Work to be completed: Give all of the lines again exactly as they read.
— START OF Input rows —
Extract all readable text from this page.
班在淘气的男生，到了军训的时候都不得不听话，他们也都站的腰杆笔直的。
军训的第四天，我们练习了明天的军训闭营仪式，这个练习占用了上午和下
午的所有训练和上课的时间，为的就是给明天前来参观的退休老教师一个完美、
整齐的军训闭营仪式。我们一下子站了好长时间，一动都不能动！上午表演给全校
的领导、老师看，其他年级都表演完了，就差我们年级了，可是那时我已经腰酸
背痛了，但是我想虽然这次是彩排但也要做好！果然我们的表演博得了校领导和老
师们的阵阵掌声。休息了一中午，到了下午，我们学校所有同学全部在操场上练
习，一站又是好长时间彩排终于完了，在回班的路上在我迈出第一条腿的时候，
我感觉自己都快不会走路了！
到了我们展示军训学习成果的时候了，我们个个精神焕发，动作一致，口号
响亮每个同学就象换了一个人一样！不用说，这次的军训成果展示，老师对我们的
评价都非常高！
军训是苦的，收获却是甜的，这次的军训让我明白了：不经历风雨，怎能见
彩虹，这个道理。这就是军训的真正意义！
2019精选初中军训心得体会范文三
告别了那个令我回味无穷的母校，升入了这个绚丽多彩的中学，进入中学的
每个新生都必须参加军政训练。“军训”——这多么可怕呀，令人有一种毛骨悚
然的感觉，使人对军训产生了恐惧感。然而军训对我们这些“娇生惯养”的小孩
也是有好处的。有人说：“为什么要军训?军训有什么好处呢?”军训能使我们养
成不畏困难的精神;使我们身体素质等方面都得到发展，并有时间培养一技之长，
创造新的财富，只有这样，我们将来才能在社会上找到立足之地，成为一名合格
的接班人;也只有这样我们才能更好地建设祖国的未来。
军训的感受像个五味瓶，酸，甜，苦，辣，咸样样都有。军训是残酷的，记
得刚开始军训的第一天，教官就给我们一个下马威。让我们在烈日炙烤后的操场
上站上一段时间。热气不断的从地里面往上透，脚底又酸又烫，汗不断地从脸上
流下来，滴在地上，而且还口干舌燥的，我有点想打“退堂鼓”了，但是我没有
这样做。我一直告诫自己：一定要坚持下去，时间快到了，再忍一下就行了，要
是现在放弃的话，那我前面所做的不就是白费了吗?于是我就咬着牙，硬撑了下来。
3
— END OF Input rows —
Written answer:
Extract all readable text from this page.
班在淘气的男生，到了军训的时候都不得不听话，他们也都站的腰杆笔直的。
军训的第四天，我们练习了明天的军训闭营仪式，这个练习占用了上午和下
午的所有训练和上课的时间，为的就是给明天前来参观的退休老教师一个完美、
整齐的军训闭营仪式。我们一下子站了好长时间，一动都不能动！上午表演给全校
的领导、老师看，其他年级都表演完了，就差我们年级了，可是那时我已经腰酸
背痛了，但是我想虽然这次是彩排但也要做好！果然我们的表演博得了校领导和老
师们的阵阵掌声。休息了一中午，到了下午，我们学校所有同学全部在操场上练
习，一站又是好长时间彩排终于完了，在回班的路上在我迈出第一条腿的时候，
我感觉自己都快不会走路了！
到了我们展示军训学习成果的时候了，我们个个精神焕发，动作一致，口号
响亮每个同学就象换了一个人一样！不用说，这次的军训成果展示，老师对我们的
评价都非常高！
军训是苦的，收获却是甜的，这次的军训让我明白了：不经历风雨，怎能见
彩虹，这个道理。这就是军训的真正意义！
2019精选初中军训心得体会范文三
告别了那个令我回味无穷的母校，升入了这个绚丽多彩的中学，进入中学的
每个新生都必须参加军政训练。“军训”——这多么可怕呀，令人有一种毛骨悚
然的感觉，使人对军训产生了恐惧感。然而军训对我们这些“娇生惯养”的小孩
也是有好处的。有人说：“为什么要军训?军训有什么好处呢?”军训能使我们养
成不畏困难的精神;使我们身体素质等方面都得到发展，并有时间培养一技之长，
创造新的财富，只有这样，我们将来才能在社会上找到立足之地，成为一名合格
的接班人;也只有这样我们才能更好地建设祖国的未来。
军训的感受像个五味瓶，酸，甜，苦，辣，咸样样都有。军训是残酷的，记
得刚开始军训的第一天，教官就给我们一个下马威。让我们在烈日炙烤后的操场
上站上一段时间。热气不断的从地里面往上透，脚底又酸又烫，汗不断地从脸上
流下来，滴在地上，而且还口干舌燥的，我有点想打“退堂鼓”了，但是我没有
这样做。我一直告诫自己：一定要坚持下去，时间快到了，再忍一下就行了，要
是现在放弃的话，那我前面所做的不就是白费了吗?于是我就咬着牙，硬撑了下来。
3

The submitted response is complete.